*Problem statement*
Copy out every line in the entries below that includes "Group".

--------------------

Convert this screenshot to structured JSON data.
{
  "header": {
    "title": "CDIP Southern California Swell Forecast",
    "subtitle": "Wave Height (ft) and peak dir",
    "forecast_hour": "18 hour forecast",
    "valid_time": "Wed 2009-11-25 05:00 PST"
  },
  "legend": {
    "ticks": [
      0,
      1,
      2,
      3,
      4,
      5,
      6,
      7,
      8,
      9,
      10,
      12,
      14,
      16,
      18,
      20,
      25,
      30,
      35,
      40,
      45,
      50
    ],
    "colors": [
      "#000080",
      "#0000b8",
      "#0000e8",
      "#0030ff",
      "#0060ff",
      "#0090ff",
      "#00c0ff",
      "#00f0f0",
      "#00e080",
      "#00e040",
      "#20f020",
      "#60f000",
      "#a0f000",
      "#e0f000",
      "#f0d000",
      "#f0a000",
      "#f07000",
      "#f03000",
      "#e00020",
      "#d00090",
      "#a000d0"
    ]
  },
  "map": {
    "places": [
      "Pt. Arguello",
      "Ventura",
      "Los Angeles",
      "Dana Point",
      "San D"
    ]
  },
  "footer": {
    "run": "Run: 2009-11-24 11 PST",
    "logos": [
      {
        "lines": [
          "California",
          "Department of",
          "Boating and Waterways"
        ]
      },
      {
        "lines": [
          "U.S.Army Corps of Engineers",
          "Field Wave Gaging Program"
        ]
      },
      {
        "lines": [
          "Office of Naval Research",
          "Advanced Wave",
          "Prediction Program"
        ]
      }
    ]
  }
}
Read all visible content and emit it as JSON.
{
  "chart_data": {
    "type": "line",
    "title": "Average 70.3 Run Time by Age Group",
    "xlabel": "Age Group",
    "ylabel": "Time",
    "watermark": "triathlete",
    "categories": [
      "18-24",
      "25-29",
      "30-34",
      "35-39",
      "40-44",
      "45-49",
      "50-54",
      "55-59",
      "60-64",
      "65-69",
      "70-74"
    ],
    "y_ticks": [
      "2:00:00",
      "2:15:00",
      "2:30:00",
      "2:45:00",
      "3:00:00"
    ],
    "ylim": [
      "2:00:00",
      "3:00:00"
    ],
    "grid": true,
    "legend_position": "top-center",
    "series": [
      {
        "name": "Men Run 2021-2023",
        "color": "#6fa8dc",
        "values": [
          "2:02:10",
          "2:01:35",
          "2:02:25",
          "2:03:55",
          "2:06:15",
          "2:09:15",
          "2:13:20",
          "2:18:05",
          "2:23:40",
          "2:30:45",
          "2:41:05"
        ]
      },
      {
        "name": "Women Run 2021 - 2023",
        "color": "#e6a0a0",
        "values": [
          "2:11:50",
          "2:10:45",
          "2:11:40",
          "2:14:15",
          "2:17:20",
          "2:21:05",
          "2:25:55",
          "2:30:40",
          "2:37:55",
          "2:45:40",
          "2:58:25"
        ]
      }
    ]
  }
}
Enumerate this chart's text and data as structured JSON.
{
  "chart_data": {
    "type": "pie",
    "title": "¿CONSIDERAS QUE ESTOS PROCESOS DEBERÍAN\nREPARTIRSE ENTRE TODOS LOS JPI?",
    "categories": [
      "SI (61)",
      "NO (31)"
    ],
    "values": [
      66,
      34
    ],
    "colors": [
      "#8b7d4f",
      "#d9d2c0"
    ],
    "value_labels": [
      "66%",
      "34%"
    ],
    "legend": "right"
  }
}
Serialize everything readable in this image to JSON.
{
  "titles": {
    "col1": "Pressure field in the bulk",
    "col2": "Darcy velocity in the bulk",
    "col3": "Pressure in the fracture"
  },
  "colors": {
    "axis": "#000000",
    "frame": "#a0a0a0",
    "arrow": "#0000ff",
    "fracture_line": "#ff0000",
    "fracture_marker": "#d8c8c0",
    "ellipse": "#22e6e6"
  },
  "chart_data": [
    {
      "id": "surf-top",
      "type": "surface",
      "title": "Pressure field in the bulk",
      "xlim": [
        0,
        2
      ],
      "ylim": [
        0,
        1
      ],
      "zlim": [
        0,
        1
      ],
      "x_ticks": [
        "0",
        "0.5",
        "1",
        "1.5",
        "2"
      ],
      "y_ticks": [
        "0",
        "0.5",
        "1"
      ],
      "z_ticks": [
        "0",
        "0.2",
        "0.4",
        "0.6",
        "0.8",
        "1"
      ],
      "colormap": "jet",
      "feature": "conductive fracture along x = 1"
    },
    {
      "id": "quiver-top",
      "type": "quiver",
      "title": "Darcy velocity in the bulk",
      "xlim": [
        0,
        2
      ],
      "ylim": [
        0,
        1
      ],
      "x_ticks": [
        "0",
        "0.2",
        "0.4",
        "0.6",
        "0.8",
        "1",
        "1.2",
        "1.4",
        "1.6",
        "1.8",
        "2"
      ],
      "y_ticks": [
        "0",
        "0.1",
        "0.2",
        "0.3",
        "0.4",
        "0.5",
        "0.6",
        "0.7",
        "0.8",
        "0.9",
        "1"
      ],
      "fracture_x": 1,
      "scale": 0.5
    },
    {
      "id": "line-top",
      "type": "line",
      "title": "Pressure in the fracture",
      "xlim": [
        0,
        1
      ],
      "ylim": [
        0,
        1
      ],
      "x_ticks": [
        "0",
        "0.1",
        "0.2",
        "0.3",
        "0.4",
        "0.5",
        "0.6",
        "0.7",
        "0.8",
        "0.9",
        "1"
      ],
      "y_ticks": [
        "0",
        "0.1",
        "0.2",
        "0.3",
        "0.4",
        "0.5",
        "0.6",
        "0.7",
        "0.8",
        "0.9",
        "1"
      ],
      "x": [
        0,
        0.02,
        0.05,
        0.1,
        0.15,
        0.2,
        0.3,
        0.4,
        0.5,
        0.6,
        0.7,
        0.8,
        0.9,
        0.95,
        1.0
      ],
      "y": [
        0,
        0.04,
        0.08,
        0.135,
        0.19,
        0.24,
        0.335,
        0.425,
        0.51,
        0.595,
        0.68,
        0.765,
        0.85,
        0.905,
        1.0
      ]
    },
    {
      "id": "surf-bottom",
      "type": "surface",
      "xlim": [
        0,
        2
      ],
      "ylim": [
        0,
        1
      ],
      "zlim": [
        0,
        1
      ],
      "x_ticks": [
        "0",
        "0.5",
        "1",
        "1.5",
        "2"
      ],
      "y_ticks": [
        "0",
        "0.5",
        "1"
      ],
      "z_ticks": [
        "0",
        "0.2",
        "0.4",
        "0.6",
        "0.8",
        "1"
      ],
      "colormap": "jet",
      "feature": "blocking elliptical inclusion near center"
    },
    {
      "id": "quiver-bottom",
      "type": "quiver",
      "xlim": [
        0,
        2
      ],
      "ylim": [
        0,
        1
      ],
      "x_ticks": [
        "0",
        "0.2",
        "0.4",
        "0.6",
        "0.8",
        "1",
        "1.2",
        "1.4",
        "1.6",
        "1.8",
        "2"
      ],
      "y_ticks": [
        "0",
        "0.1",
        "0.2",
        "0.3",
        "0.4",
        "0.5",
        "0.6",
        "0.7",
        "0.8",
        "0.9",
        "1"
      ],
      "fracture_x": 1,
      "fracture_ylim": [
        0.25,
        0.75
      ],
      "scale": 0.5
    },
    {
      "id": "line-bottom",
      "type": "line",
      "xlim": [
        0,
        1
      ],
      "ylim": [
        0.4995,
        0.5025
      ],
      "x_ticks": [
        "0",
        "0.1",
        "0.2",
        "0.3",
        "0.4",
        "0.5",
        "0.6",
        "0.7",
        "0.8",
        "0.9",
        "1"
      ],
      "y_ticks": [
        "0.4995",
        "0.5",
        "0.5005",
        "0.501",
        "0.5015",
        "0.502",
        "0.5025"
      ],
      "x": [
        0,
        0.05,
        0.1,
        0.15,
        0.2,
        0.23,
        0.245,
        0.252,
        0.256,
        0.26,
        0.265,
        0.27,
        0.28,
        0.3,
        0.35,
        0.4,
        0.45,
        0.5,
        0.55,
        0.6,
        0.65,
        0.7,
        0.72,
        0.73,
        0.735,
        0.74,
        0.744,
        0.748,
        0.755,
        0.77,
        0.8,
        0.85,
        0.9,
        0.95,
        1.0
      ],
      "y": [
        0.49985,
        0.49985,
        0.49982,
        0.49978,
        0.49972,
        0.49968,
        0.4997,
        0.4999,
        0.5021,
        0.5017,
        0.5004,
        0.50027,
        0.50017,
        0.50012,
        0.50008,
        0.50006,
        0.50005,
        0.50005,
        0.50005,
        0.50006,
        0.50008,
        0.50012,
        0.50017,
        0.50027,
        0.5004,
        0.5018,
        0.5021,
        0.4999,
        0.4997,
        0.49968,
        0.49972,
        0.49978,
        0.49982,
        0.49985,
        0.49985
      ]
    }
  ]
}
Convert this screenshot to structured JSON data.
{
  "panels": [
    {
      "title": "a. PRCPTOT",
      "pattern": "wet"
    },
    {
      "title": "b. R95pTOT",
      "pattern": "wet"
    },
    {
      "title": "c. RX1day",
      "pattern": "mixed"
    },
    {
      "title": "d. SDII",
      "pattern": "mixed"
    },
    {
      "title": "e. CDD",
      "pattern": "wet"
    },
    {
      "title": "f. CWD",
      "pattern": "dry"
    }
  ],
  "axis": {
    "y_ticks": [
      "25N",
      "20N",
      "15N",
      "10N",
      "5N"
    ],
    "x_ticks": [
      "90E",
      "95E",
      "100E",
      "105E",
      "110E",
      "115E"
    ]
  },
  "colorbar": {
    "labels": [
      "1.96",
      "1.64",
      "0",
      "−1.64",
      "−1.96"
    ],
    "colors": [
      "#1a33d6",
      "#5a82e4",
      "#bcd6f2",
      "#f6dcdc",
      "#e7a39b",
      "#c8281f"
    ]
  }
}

--------------------

*Task answer*
    "title": "Average 70.3 Run Time by Age Group",
    "xlabel": "Age Group",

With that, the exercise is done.